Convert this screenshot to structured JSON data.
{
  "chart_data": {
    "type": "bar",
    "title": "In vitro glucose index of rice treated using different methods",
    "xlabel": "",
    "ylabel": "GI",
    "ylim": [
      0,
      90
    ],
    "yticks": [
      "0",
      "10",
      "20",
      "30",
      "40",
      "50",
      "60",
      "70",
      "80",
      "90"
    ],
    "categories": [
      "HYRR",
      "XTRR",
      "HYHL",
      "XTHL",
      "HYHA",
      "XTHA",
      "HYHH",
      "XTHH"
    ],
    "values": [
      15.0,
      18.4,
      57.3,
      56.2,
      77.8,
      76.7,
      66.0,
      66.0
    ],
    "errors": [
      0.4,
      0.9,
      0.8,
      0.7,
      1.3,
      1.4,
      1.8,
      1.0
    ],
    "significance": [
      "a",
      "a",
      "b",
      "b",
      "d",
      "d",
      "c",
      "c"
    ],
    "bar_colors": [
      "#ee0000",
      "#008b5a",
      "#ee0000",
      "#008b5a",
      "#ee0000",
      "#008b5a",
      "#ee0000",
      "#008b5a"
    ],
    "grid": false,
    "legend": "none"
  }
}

————

* Written task *
Transcribe the data. Leave every line exactly as it is.

* The answer *
Convert this screenshot to structured JSON data.
{
  "chart_data": {
    "type": "bar",
    "title": "In vitro glucose index of rice treated using different methods",
    "xlabel": "",
    "ylabel": "GI",
    "ylim": [
      0,
      90
    ],
    "yticks": [
      "0",
      "10",
      "20",
      "30",
      "40",
      "50",
      "60",
      "70",
      "80",
      "90"
    ],
    "categories": [
      "HYRR",
      "XTRR",
      "HYHL",
      "XTHL",
      "HYHA",
      "XTHA",
      "HYHH",
      "XTHH"
    ],
    "values": [
      15.0,
      18.4,
      57.3,
      56.2,
      77.8,
      76.7,
      66.0,
      66.0
    ],
    "errors": [
      0.4,
      0.9,
      0.8,
      0.7,
      1.3,
      1.4,
      1.8,
      1.0
    ],
    "significance": [
      "a",
      "a",
      "b",
      "b",
      "d",
      "d",
      "c",
      "c"
    ],
    "bar_colors": [
      "#ee0000",
      "#008b5a",
      "#ee0000",
      "#008b5a",
      "#ee0000",
      "#008b5a",
      "#ee0000",
      "#008b5a"
    ],
    "grid": false,
    "legend": "none"
  }
}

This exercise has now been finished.